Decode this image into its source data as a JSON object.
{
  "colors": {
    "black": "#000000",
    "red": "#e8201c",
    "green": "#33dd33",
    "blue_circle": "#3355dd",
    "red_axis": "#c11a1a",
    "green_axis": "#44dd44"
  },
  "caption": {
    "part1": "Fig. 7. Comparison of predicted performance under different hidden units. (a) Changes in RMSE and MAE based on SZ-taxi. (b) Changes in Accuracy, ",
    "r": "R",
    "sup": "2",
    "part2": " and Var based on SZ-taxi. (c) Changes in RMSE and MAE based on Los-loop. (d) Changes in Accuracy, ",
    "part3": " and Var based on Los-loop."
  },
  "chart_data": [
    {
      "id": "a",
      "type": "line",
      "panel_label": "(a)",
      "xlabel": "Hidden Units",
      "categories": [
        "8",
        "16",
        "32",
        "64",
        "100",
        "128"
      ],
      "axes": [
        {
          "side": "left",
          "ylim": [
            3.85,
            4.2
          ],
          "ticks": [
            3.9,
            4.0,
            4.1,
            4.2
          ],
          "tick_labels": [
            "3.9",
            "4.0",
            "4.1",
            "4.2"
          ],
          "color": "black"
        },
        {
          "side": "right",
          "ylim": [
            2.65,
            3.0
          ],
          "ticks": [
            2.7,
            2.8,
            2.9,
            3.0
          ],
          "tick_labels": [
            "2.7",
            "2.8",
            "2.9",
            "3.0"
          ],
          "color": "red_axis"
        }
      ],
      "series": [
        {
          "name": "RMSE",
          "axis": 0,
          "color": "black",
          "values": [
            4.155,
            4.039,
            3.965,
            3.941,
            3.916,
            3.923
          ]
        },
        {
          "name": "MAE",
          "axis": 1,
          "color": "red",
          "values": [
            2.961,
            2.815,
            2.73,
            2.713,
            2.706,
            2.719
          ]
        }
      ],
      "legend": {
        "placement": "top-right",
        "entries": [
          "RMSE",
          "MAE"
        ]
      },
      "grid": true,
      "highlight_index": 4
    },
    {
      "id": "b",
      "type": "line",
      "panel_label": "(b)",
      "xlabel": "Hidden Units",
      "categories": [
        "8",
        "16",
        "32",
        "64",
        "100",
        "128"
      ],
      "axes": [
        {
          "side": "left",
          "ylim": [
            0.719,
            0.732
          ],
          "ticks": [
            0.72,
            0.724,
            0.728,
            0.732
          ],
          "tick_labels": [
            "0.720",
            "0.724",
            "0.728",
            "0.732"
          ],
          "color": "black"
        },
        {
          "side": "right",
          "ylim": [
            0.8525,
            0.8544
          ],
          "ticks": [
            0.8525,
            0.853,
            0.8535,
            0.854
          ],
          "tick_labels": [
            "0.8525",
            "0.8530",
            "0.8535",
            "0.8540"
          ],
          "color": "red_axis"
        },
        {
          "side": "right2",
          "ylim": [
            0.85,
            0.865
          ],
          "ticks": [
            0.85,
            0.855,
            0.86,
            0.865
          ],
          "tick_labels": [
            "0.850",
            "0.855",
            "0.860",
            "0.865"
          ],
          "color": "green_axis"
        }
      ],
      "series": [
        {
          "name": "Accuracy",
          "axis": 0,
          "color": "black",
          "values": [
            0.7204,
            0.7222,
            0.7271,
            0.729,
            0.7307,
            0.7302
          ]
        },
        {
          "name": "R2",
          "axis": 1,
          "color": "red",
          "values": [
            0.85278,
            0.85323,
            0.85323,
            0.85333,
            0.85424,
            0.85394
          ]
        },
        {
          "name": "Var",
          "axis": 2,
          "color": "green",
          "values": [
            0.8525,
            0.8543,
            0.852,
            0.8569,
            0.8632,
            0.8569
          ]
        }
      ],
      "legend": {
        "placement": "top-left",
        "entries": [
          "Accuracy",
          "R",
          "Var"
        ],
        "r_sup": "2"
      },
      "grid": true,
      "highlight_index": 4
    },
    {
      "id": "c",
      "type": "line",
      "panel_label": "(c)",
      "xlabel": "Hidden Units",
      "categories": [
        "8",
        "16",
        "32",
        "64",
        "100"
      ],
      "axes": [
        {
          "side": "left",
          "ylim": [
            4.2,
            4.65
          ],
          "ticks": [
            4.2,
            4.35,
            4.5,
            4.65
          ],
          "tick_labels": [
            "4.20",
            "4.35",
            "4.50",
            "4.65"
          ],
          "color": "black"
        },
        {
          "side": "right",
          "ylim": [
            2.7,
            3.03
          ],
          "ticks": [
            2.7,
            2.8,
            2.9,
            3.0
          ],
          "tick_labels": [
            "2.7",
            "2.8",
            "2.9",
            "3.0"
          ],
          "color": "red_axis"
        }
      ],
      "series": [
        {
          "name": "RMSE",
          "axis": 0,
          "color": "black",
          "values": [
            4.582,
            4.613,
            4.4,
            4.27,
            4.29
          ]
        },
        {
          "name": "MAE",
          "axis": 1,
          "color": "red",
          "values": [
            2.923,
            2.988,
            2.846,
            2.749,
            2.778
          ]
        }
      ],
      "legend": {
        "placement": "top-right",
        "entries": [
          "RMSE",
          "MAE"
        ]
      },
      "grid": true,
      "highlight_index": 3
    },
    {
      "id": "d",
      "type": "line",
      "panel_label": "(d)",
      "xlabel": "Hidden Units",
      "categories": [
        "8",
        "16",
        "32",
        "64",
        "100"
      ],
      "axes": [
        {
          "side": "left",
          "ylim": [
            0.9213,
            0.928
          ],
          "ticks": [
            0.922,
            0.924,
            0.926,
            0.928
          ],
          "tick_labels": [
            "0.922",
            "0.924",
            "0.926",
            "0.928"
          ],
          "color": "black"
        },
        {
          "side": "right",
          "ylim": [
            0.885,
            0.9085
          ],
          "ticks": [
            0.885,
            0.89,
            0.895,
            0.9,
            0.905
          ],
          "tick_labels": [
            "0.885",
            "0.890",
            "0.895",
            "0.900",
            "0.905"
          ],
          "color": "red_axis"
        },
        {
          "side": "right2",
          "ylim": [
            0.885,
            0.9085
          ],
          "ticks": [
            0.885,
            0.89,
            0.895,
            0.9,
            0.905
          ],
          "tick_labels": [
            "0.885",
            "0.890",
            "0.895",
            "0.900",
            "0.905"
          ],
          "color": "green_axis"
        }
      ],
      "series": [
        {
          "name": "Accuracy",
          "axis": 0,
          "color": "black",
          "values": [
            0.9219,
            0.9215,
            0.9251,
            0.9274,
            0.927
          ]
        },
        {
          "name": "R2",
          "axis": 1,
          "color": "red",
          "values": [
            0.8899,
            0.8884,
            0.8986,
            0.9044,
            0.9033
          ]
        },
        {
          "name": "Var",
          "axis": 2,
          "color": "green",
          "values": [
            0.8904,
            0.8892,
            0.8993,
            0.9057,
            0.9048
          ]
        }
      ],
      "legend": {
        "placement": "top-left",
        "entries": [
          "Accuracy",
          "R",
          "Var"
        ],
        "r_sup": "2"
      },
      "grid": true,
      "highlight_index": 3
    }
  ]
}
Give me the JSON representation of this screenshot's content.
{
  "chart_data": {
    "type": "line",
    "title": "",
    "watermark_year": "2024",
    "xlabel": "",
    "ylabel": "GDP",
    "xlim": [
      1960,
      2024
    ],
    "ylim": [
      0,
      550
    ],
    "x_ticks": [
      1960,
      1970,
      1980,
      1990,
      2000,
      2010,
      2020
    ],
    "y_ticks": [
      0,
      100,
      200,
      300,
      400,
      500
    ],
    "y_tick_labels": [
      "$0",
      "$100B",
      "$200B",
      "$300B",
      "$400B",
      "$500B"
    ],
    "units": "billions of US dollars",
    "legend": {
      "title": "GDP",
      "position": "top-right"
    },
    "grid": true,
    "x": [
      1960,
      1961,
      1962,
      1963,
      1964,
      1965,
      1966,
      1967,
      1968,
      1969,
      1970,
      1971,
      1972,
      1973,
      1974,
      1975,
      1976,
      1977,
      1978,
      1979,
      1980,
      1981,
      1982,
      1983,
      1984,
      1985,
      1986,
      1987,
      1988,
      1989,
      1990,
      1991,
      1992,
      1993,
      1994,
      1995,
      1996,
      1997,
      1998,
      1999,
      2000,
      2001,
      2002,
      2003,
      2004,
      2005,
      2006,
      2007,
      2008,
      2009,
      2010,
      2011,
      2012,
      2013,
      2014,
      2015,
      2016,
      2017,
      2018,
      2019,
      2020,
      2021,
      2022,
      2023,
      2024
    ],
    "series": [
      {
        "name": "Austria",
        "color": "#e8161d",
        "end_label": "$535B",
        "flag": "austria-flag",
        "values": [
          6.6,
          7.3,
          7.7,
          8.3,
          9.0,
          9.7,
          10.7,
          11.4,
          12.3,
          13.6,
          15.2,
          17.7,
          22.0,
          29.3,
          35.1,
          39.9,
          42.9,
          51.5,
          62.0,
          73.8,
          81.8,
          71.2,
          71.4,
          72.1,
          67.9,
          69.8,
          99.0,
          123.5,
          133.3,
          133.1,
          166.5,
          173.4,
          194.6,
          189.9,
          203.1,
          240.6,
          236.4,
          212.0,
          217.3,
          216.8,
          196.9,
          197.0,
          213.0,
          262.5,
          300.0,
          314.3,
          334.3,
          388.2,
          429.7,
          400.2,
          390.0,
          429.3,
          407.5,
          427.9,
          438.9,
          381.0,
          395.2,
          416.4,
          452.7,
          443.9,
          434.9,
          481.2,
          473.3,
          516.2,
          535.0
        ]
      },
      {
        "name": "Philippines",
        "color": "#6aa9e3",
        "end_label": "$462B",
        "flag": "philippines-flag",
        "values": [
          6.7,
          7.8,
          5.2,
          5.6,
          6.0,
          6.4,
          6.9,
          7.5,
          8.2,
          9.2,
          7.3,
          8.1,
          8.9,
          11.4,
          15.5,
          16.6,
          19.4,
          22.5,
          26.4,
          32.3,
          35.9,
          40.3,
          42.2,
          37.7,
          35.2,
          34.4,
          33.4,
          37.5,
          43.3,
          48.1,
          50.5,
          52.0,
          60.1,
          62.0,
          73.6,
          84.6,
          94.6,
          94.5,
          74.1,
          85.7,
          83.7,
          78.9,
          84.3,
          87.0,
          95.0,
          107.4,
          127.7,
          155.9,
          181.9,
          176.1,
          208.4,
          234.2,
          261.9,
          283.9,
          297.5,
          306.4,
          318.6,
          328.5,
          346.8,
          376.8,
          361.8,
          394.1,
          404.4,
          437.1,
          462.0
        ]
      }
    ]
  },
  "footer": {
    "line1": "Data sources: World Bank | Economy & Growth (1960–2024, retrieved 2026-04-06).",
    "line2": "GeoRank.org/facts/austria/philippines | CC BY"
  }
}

--------------------------------------------------

■ **THE EXERCISE**: Your answer should be a single number: the count of lines containing the word "taxi".

■ **EXPECTED OUTPUT**: 2